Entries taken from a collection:
— BEGIN —

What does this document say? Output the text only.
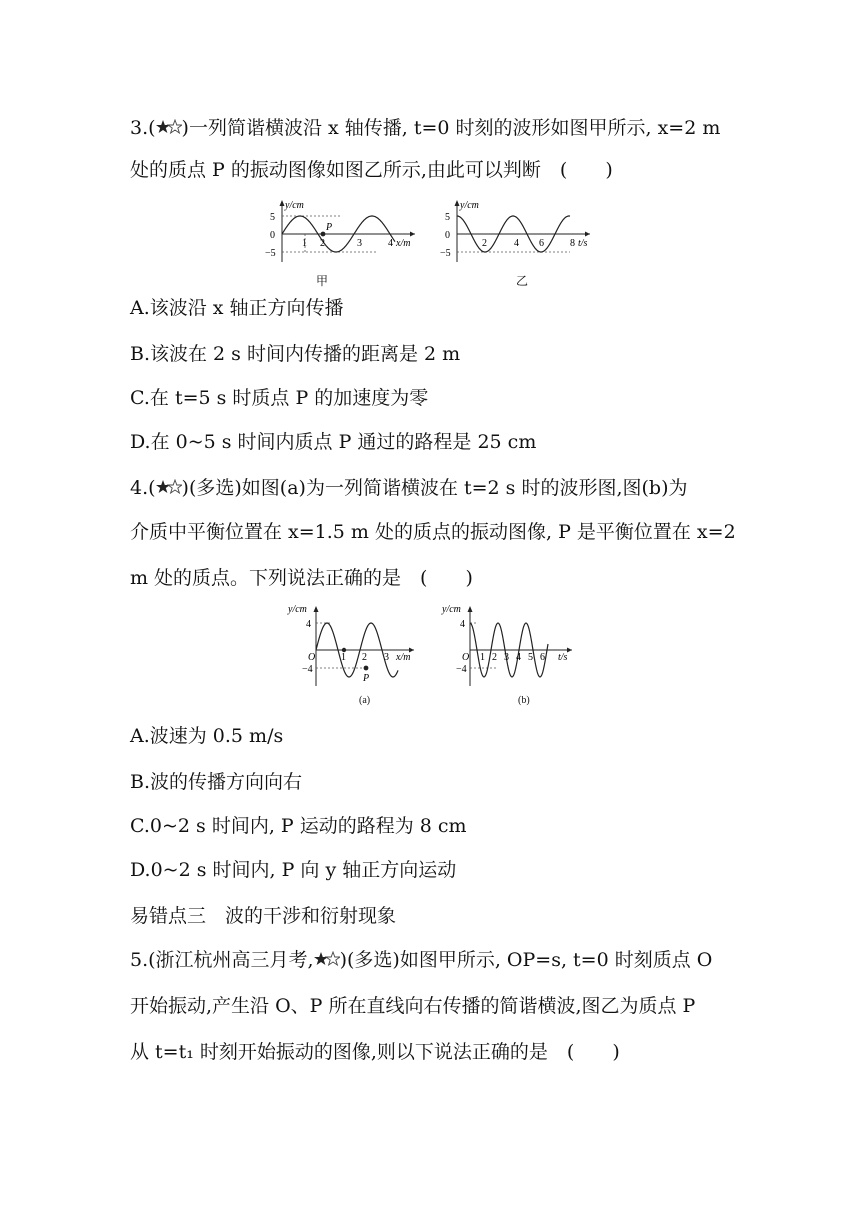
3.( )一列简谐横波沿 x 轴传播, t=0 时刻的波形如图甲所示, x=2 m
处的质点 P 的振动图像如图乙所示,由此可以判断　(　　)
y/cm
5
0
−5
1 2	3	4 x/m
P
甲
y/cm
5
0
−5
2	4 6	8 t/s
乙
A.该波沿 x 轴正方向传播
B.该波在 2 s 时间内传播的距离是 2 m
C.在 t=5 s 时质点 P 的加速度为零
D.在 0~5 s 时间内质点 P 通过的路程是 25 cm
4.( )(多选)如图(a)为一列简谐横波在 t=2 s 时的波形图,图(b)为
介质中平衡位置在 x=1.5 m 处的质点的振动图像, P 是平衡位置在 x=2
m 处的质点。下列说法正确的是　(　　)
y/cm
4
−4
O	1 2 3 x/m
P
(a)
y/cm
4
−4
O 1 2 3 4 5 6 t/s
(b)
A.波速为 0.5 m/s
B.波的传播方向向右
C.0~2 s 时间内, P 运动的路程为 8 cm
D.0~2 s 时间内, P 向 y 轴正方向运动
易错点三　波的干涉和衍射现象
5.(浙江杭州高三月考, )(多选)如图甲所示, OP=s, t=0 时刻质点 O
开始振动,产生沿 O、P 所在直线向右传播的简谐横波,图乙为质点 P
从 t=t₁ 时刻开始振动的图像,则以下说法正确的是　(　　)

— END —

WHAT TO WORK ON:
Give all the lines above again, character for character, without pictures.

WORKED SOLUTION:
What does this document say? Output the text only.
3.( )一列简谐横波沿 x 轴传播, t=0 时刻的波形如图甲所示, x=2 m
处的质点 P 的振动图像如图乙所示,由此可以判断　(　　)
y/cm
5
0
−5
1 2	3	4 x/m
P
甲
y/cm
5
0
−5
2	4 6	8 t/s
乙
A.该波沿 x 轴正方向传播
B.该波在 2 s 时间内传播的距离是 2 m
C.在 t=5 s 时质点 P 的加速度为零
D.在 0~5 s 时间内质点 P 通过的路程是 25 cm
4.( )(多选)如图(a)为一列简谐横波在 t=2 s 时的波形图,图(b)为
介质中平衡位置在 x=1.5 m 处的质点的振动图像, P 是平衡位置在 x=2
m 处的质点。下列说法正确的是　(　　)
y/cm
4
−4
O	1 2 3 x/m
P
(a)
y/cm
4
−4
O 1 2 3 4 5 6 t/s
(b)
A.波速为 0.5 m/s
B.波的传播方向向右
C.0~2 s 时间内, P 运动的路程为 8 cm
D.0~2 s 时间内, P 向 y 轴正方向运动
易错点三　波的干涉和衍射现象
5.(浙江杭州高三月考, )(多选)如图甲所示, OP=s, t=0 时刻质点 O
开始振动,产生沿 O、P 所在直线向右传播的简谐横波,图乙为质点 P
从 t=t₁ 时刻开始振动的图像,则以下说法正确的是　(　　)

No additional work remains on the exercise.